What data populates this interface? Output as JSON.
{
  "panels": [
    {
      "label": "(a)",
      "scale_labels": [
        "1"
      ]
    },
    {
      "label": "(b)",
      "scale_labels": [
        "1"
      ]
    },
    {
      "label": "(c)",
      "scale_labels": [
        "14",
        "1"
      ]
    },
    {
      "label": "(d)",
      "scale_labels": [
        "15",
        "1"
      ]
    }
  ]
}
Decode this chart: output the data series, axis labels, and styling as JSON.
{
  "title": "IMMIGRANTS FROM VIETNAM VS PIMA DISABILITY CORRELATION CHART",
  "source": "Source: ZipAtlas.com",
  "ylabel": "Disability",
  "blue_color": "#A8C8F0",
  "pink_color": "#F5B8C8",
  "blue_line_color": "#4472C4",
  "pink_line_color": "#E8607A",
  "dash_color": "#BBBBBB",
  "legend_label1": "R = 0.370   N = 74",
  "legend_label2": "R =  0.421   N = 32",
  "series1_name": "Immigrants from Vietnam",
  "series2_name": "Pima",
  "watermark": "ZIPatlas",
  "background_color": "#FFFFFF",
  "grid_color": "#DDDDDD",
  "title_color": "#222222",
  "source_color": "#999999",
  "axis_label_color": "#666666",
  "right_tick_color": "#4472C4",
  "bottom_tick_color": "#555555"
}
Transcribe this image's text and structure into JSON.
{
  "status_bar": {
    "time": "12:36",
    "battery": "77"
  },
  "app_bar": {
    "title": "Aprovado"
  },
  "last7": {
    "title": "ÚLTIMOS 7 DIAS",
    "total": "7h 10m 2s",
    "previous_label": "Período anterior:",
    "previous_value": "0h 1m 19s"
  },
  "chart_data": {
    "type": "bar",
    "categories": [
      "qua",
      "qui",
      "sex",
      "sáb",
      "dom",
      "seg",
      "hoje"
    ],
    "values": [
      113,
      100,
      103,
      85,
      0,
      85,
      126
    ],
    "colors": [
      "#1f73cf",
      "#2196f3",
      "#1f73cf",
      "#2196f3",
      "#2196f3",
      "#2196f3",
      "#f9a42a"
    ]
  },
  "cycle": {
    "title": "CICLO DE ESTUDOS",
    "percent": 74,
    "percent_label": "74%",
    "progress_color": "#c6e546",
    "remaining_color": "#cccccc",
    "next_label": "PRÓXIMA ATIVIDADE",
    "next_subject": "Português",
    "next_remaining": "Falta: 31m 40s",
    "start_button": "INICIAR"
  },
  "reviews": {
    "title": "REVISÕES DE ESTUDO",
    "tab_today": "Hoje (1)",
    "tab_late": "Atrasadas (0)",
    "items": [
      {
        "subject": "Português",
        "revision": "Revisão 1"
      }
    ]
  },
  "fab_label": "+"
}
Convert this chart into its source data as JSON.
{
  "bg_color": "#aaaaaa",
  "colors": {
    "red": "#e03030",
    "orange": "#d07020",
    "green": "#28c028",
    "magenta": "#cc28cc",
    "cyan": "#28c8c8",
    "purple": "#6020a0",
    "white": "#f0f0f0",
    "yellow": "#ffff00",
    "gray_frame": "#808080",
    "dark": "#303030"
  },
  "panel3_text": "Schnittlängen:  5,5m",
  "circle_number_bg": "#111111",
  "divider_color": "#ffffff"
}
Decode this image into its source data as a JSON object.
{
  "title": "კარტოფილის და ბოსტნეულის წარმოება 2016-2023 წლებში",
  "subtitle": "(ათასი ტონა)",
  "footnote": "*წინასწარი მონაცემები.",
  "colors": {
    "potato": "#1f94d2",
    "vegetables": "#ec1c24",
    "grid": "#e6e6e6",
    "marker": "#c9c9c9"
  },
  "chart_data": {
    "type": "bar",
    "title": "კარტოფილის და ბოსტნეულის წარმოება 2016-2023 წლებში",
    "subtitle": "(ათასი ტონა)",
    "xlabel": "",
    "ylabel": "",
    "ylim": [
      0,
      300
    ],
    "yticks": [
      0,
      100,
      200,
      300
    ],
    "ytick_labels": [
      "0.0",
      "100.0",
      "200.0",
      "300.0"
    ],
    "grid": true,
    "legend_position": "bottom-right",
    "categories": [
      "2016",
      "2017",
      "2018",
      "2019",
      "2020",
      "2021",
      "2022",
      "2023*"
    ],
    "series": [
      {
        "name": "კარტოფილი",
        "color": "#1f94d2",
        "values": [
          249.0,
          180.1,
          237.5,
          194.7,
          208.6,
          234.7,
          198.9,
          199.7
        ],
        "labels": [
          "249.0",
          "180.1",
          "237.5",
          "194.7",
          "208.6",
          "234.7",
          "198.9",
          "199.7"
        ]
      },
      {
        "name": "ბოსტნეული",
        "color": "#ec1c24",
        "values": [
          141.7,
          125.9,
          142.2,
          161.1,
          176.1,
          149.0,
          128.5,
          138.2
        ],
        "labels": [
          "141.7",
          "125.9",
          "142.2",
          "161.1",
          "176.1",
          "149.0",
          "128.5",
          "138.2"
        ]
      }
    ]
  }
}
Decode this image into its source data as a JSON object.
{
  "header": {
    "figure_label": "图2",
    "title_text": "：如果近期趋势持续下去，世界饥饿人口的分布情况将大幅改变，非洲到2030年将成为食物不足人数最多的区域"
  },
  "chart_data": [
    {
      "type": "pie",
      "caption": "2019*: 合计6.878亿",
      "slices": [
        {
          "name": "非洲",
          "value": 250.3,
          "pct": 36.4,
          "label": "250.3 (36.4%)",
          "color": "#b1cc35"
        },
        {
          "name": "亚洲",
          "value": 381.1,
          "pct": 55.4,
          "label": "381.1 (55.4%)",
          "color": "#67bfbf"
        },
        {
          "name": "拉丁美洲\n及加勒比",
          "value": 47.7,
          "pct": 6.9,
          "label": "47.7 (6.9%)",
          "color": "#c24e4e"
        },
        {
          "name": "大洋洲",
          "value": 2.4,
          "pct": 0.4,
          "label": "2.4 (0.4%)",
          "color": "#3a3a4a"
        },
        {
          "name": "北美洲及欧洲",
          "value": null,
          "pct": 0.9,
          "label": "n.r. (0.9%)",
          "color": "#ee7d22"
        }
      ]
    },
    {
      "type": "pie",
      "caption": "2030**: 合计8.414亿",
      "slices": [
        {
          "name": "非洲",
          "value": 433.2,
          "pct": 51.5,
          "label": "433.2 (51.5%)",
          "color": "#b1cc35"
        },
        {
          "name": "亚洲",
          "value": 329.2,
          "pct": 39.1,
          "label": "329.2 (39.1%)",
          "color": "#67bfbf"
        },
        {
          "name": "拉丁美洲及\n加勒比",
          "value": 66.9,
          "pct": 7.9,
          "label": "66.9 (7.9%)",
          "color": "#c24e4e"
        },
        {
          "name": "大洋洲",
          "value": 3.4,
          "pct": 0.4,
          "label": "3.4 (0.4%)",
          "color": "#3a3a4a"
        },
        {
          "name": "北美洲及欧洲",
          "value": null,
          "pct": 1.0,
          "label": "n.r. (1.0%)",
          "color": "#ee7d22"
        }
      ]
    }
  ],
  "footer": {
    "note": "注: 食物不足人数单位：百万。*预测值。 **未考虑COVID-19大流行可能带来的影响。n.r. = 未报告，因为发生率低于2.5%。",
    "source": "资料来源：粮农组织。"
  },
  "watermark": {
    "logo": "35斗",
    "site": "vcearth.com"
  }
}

--------------------------------

What to work on: Take each line containing the string "caption" and copy it out.

Full output:
      "caption": "2019*: 合计6.878亿",
      "caption": "2030**: 合计8.414亿",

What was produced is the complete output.